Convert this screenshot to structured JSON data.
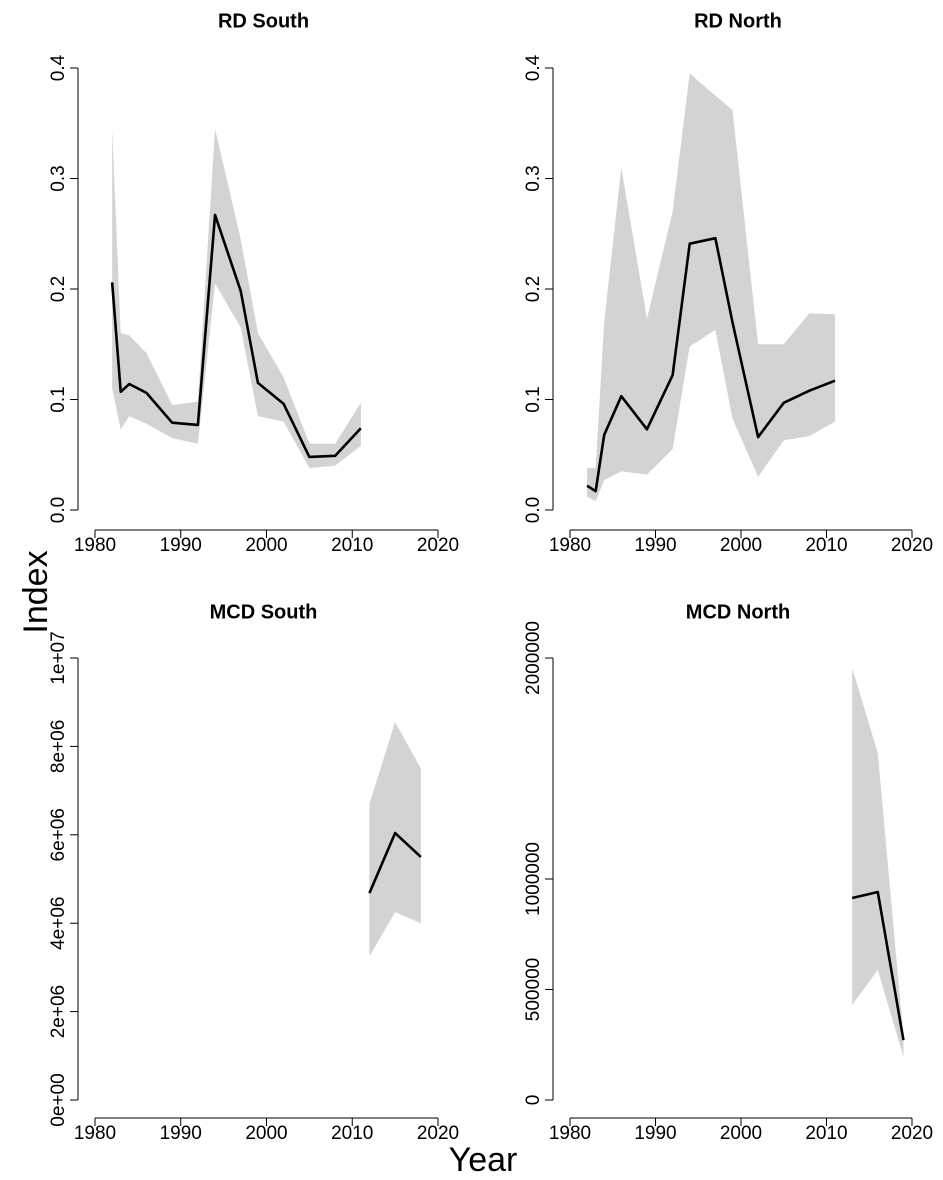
{
  "xlabel": "Year",
  "ylabel": "Index",
  "chart_data": [
    {
      "type": "line",
      "title": "RD South",
      "x": [
        1982,
        1983,
        1984,
        1986,
        1989,
        1992,
        1994,
        1997,
        1999,
        2002,
        2005,
        2008,
        2011
      ],
      "series": [
        {
          "color": "#000000",
          "band_color": "#d3d3d3",
          "values": [
            0.206,
            0.107,
            0.114,
            0.106,
            0.079,
            0.077,
            0.267,
            0.198,
            0.115,
            0.096,
            0.048,
            0.049,
            0.074
          ],
          "upper": [
            0.345,
            0.16,
            0.158,
            0.142,
            0.095,
            0.098,
            0.345,
            0.245,
            0.16,
            0.12,
            0.06,
            0.06,
            0.097
          ],
          "lower": [
            0.11,
            0.073,
            0.085,
            0.078,
            0.065,
            0.06,
            0.205,
            0.165,
            0.085,
            0.08,
            0.038,
            0.04,
            0.058
          ]
        }
      ],
      "xlim": [
        1980,
        2020
      ],
      "xticks": [
        1980,
        1990,
        2000,
        2010,
        2020
      ],
      "ylim": [
        0,
        0.4
      ],
      "yticks": [
        {
          "value": 0,
          "label": "0.0"
        },
        0.1,
        0.2,
        0.3,
        0.4
      ]
    },
    {
      "type": "line",
      "title": "RD North",
      "x": [
        1982,
        1983,
        1984,
        1986,
        1989,
        1992,
        1994,
        1997,
        1999,
        2002,
        2005,
        2008,
        2011
      ],
      "series": [
        {
          "color": "#000000",
          "band_color": "#d3d3d3",
          "values": [
            0.022,
            0.017,
            0.068,
            0.103,
            0.073,
            0.122,
            0.241,
            0.246,
            0.17,
            0.066,
            0.097,
            0.108,
            0.117
          ],
          "upper": [
            0.038,
            0.038,
            0.17,
            0.31,
            0.173,
            0.27,
            0.395,
            0.375,
            0.362,
            0.15,
            0.15,
            0.178,
            0.177
          ],
          "lower": [
            0.012,
            0.008,
            0.027,
            0.035,
            0.032,
            0.055,
            0.148,
            0.163,
            0.083,
            0.03,
            0.063,
            0.067,
            0.08
          ]
        }
      ],
      "xlim": [
        1980,
        2020
      ],
      "xticks": [
        1980,
        1990,
        2000,
        2010,
        2020
      ],
      "ylim": [
        0,
        0.4
      ],
      "yticks": [
        {
          "value": 0,
          "label": "0.0"
        },
        0.1,
        0.2,
        0.3,
        0.4
      ]
    },
    {
      "type": "line",
      "title": "MCD South",
      "x": [
        2012,
        2015,
        2018
      ],
      "series": [
        {
          "color": "#000000",
          "band_color": "#d3d3d3",
          "values": [
            4680000,
            6040000,
            5500000
          ],
          "upper": [
            6700000,
            8550000,
            7500000
          ],
          "lower": [
            3250000,
            4250000,
            4000000
          ]
        }
      ],
      "xlim": [
        1980,
        2020
      ],
      "xticks": [
        1980,
        1990,
        2000,
        2010,
        2020
      ],
      "ylim": [
        0,
        10000000
      ],
      "yticks": [
        {
          "value": 0,
          "label": "0e+00"
        },
        {
          "value": 2000000,
          "label": "2e+06"
        },
        {
          "value": 4000000,
          "label": "4e+06"
        },
        {
          "value": 6000000,
          "label": "6e+06"
        },
        {
          "value": 8000000,
          "label": "8e+06"
        },
        {
          "value": 10000000,
          "label": "1e+07"
        }
      ]
    },
    {
      "type": "line",
      "title": "MCD North",
      "x": [
        2013,
        2016,
        2019
      ],
      "series": [
        {
          "color": "#000000",
          "band_color": "#d3d3d3",
          "values": [
            914000,
            941000,
            271000
          ],
          "upper": [
            1955000,
            1570000,
            285000
          ],
          "lower": [
            430000,
            588000,
            195000
          ]
        }
      ],
      "xlim": [
        1980,
        2020
      ],
      "xticks": [
        1980,
        1990,
        2000,
        2010,
        2020
      ],
      "ylim": [
        0,
        2000000
      ],
      "yticks": [
        0,
        500000,
        1000000,
        2000000
      ]
    }
  ]
}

-*-*-

• Task brief
Print all entries exactly. The images do not belong in the copy.

• Answer to the exercise
Convert this screenshot to structured JSON data.
{
  "xlabel": "Year",
  "ylabel": "Index",
  "chart_data": [
    {
      "type": "line",
      "title": "RD South",
      "x": [
        1982,
        1983,
        1984,
        1986,
        1989,
        1992,
        1994,
        1997,
        1999,
        2002,
        2005,
        2008,
        2011
      ],
      "series": [
        {
          "color": "#000000",
          "band_color": "#d3d3d3",
          "values": [
            0.206,
            0.107,
            0.114,
            0.106,
            0.079,
            0.077,
            0.267,
            0.198,
            0.115,
            0.096,
            0.048,
            0.049,
            0.074
          ],
          "upper": [
            0.345,
            0.16,
            0.158,
            0.142,
            0.095,
            0.098,
            0.345,
            0.245,
            0.16,
            0.12,
            0.06,
            0.06,
            0.097
          ],
          "lower": [
            0.11,
            0.073,
            0.085,
            0.078,
            0.065,
            0.06,
            0.205,
            0.165,
            0.085,
            0.08,
            0.038,
            0.04,
            0.058
          ]
        }
      ],
      "xlim": [
        1980,
        2020
      ],
      "xticks": [
        1980,
        1990,
        2000,
        2010,
        2020
      ],
      "ylim": [
        0,
        0.4
      ],
      "yticks": [
        {
          "value": 0,
          "label": "0.0"
        },
        0.1,
        0.2,
        0.3,
        0.4
      ]
    },
    {
      "type": "line",
      "title": "RD North",
      "x": [
        1982,
        1983,
        1984,
        1986,
        1989,
        1992,
        1994,
        1997,
        1999,
        2002,
        2005,
        2008,
        2011
      ],
      "series": [
        {
          "color": "#000000",
          "band_color": "#d3d3d3",
          "values": [
            0.022,
            0.017,
            0.068,
            0.103,
            0.073,
            0.122,
            0.241,
            0.246,
            0.17,
            0.066,
            0.097,
            0.108,
            0.117
          ],
          "upper": [
            0.038,
            0.038,
            0.17,
            0.31,
            0.173,
            0.27,
            0.395,
            0.375,
            0.362,
            0.15,
            0.15,
            0.178,
            0.177
          ],
          "lower": [
            0.012,
            0.008,
            0.027,
            0.035,
            0.032,
            0.055,
            0.148,
            0.163,
            0.083,
            0.03,
            0.063,
            0.067,
            0.08
          ]
        }
      ],
      "xlim": [
        1980,
        2020
      ],
      "xticks": [
        1980,
        1990,
        2000,
        2010,
        2020
      ],
      "ylim": [
        0,
        0.4
      ],
      "yticks": [
        {
          "value": 0,
          "label": "0.0"
        },
        0.1,
        0.2,
        0.3,
        0.4
      ]
    },
    {
      "type": "line",
      "title": "MCD South",
      "x": [
        2012,
        2015,
        2018
      ],
      "series": [
        {
          "color": "#000000",
          "band_color": "#d3d3d3",
          "values": [
            4680000,
            6040000,
            5500000
          ],
          "upper": [
            6700000,
            8550000,
            7500000
          ],
          "lower": [
            3250000,
            4250000,
            4000000
          ]
        }
      ],
      "xlim": [
        1980,
        2020
      ],
      "xticks": [
        1980,
        1990,
        2000,
        2010,
        2020
      ],
      "ylim": [
        0,
        10000000
      ],
      "yticks": [
        {
          "value": 0,
          "label": "0e+00"
        },
        {
          "value": 2000000,
          "label": "2e+06"
        },
        {
          "value": 4000000,
          "label": "4e+06"
        },
        {
          "value": 6000000,
          "label": "6e+06"
        },
        {
          "value": 8000000,
          "label": "8e+06"
        },
        {
          "value": 10000000,
          "label": "1e+07"
        }
      ]
    },
    {
      "type": "line",
      "title": "MCD North",
      "x": [
        2013,
        2016,
        2019
      ],
      "series": [
        {
          "color": "#000000",
          "band_color": "#d3d3d3",
          "values": [
            914000,
            941000,
            271000
          ],
          "upper": [
            1955000,
            1570000,
            285000
          ],
          "lower": [
            430000,
            588000,
            195000
          ]
        }
      ],
      "xlim": [
        1980,
        2020
      ],
      "xticks": [
        1980,
        1990,
        2000,
        2010,
        2020
      ],
      "ylim": [
        0,
        2000000
      ],
      "yticks": [
        0,
        500000,
        1000000,
        2000000
      ]
    }
  ]
}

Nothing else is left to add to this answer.